[PASSAGE]:
⟨
The fact that a buffer is of a fixed length may be exploitable. An alternative is to dynamically (re-) allocate all strings instead of using fixed-size buffers. This general approach is recommended by the GNU3 programming guidelines, mainly because it permits programs to handle arbitrarily-sized inputs (until they run out of memory). However, one must be prepared for dynamic allocation to fail.  The program must be designed to be fail-safe when memory is exhausted.  The memory may be exhausted at some other point in the program than the portion where you're worried about buffer overflows. Also, since dynamic reallocation may cause memory to be inefficiently allocated, it is entirely possible to run out of memory even though there is enough virtual memory available to the program to continue. In addition, before running out of memory the program will probably use a great deal of virtual memory  easily resulting in ``thrashing'', a situation in which the system spends all its time just paging in and out. This can have the effect of a denial of service attack.

Newer Libraries

Newer libraries for C include the strlcpy() and strlcat() functions. Both strlcpy and strlcat take the full size of the destination buffer as a parameter (not the maximum number of characters to be copied) and guarantee to NUL-terminate the result (as long as size is larger than 0). One nuisance is that such newer libraries are not, by default, installed in most systems.

Compilation Solutions in C/C++

Newer compilers perform bounds-checking4. Such tools provide one more layer of defense, but it's not wise to depend on this technique as your sole defense.

Non-executable user stack area5

It is possible to modify the kernel of any OS so that the stack segment is not executable. But even in the presence of non-executable stack, you can still do something like this: 1) overflow the buffer on the stack, so that the return value is overwritten by a pointer to the system() library function. 2) the next four bytes are crap (a "return pointer" for the system call, which you don't care about) 3) the next four bytes are a pointer to some random place in the shared library again that contains the string "/bin/sh" .You didn't have to write any code, the only thing you needed to know was where the library is loaded by default, you just select one specific commonly used version to crash. Suddenly you have a root shell on the system. So it's fairly trivial to do. In short, the non-executable stack may catch a few attacks for old binaries that have security problems, but the basic problem is that the binaries allow you to overwrite their stacks. And if they allow that, then they allow the above exploit. It probably takes all of five lines of changes to some existing exploit, and some random program to find out where in the address space the shared libraries tend to be loaded.
⟩
[WRITTEN PROBLEM 1]:
Print the buffer overflow passage from "Newer compilers perform" to "your sole defense.", copied word for word.

[MATERIAL PROVIDED]:
⟨
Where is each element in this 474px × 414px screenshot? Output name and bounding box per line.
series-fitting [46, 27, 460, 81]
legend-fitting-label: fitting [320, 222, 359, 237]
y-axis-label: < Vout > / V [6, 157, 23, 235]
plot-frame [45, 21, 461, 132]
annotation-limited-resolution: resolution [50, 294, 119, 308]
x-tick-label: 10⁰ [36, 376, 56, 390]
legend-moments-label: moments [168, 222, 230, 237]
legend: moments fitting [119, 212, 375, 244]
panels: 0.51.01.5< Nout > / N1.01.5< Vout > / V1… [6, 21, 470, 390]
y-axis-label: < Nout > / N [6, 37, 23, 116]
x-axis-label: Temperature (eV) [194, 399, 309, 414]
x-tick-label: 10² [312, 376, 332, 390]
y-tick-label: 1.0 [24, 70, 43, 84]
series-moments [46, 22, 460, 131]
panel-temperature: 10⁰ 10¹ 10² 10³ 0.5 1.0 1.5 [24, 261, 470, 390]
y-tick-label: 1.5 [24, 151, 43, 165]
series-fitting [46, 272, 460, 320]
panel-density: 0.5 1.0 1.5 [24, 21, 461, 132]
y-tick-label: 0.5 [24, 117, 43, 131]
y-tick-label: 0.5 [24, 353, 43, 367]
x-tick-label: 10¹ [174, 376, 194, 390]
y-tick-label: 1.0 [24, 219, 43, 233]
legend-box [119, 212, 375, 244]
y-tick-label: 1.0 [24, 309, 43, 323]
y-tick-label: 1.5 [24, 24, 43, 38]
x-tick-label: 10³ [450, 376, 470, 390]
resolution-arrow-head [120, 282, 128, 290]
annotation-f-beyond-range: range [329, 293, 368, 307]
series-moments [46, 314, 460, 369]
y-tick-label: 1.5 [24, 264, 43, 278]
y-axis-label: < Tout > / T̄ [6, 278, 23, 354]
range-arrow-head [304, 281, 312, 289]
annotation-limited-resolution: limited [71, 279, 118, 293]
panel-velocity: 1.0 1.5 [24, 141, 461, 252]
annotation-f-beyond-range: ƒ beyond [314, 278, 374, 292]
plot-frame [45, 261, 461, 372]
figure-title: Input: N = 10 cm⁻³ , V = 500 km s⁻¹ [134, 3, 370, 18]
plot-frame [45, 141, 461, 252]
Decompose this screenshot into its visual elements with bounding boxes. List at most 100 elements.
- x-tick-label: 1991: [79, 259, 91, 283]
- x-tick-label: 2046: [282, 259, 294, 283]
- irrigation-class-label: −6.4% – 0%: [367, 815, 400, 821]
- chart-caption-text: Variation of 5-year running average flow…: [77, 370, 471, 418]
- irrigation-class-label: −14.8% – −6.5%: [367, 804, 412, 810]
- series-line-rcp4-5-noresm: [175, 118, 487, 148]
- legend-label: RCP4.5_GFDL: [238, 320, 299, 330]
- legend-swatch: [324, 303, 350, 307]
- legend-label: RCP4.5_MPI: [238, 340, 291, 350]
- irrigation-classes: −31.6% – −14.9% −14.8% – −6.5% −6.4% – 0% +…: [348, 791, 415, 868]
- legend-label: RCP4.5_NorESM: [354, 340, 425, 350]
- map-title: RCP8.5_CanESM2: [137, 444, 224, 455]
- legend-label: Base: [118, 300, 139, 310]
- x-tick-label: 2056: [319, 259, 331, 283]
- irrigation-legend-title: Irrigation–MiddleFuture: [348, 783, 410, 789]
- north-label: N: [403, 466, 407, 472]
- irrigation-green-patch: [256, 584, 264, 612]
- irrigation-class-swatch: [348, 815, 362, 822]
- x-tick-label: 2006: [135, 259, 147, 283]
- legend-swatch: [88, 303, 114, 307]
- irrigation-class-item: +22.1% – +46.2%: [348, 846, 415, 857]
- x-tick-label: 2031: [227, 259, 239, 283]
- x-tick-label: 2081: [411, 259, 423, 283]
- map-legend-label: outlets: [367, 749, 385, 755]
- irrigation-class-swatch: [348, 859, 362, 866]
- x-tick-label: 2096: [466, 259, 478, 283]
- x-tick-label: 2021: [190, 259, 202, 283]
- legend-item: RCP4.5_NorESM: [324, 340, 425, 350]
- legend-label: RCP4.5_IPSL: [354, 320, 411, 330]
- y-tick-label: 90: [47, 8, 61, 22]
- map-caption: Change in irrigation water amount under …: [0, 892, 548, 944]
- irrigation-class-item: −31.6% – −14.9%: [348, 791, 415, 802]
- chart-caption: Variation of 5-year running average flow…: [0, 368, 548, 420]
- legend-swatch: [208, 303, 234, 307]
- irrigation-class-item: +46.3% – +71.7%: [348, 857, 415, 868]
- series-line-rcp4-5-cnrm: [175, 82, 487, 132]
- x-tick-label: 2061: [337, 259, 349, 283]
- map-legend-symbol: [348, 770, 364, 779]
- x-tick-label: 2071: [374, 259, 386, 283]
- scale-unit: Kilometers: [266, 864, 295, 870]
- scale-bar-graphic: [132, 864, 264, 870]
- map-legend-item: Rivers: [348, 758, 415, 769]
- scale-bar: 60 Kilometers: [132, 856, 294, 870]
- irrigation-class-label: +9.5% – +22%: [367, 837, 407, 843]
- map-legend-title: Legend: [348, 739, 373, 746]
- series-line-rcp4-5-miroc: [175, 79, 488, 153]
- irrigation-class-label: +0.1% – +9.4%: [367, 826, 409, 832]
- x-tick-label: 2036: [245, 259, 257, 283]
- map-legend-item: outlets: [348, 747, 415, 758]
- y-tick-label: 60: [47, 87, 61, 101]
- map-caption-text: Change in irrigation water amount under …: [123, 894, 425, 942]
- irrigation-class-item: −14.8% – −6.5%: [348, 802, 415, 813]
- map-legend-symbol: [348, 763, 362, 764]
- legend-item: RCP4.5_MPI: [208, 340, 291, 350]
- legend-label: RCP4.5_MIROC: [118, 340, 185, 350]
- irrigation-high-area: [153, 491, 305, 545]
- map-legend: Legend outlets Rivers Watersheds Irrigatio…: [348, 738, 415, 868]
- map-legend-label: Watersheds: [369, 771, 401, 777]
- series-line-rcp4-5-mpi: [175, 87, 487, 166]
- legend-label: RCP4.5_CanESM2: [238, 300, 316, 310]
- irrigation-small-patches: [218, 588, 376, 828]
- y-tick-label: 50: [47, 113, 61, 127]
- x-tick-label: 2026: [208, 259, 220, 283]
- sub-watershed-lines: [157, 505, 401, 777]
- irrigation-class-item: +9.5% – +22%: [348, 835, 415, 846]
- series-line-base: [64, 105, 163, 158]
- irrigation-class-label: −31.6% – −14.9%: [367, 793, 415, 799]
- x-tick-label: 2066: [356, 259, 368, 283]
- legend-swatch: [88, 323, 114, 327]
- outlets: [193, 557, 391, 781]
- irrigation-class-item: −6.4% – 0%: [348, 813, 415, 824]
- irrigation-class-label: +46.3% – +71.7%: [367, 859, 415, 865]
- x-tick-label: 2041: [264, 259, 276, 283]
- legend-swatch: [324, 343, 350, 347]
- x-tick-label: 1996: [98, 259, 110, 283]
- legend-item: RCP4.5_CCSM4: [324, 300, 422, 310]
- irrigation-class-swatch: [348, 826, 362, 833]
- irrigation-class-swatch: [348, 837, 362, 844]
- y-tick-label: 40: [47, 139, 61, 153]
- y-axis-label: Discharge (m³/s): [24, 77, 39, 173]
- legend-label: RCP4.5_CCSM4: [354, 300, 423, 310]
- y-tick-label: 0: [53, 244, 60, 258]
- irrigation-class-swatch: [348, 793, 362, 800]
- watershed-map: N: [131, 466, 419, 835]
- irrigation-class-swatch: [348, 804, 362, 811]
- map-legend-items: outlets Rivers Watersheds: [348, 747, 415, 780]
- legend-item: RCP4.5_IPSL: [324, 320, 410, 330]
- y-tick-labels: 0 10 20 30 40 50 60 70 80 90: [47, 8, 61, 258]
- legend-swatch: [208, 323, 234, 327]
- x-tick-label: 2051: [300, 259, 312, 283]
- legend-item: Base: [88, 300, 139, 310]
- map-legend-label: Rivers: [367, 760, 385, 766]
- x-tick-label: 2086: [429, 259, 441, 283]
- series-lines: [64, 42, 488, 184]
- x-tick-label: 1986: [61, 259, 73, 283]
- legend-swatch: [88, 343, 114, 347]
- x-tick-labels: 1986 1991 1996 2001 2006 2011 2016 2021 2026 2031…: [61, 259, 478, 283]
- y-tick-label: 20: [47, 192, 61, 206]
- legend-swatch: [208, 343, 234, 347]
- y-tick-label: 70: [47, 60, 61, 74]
⟩
[WRITTEN PROBLEM 2]:
Output the rows verbatim from their first line to the line with "y-tick-label: 1.0 [24, 70, 43, 84]", including both of those lines.

[RESPONSE 1]:
Newer compilers perform bounds-checking4. Such tools provide one more layer of defense, but it's not wise to depend on this technique as your sole defense.

[RESPONSE 2]:
Where is each element in this 474px × 414px screenshot? Output name and bounding box per line.
series-fitting [46, 27, 460, 81]
legend-fitting-label: fitting [320, 222, 359, 237]
y-axis-label: < Vout > / V [6, 157, 23, 235]
plot-frame [45, 21, 461, 132]
annotation-limited-resolution: resolution [50, 294, 119, 308]
x-tick-label: 10⁰ [36, 376, 56, 390]
legend-moments-label: moments [168, 222, 230, 237]
legend: moments fitting [119, 212, 375, 244]
panels: 0.51.01.5< Nout > / N1.01.5< Vout > / V1… [6, 21, 470, 390]
y-axis-label: < Nout > / N [6, 37, 23, 116]
x-axis-label: Temperature (eV) [194, 399, 309, 414]
x-tick-label: 10² [312, 376, 332, 390]
y-tick-label: 1.0 [24, 70, 43, 84]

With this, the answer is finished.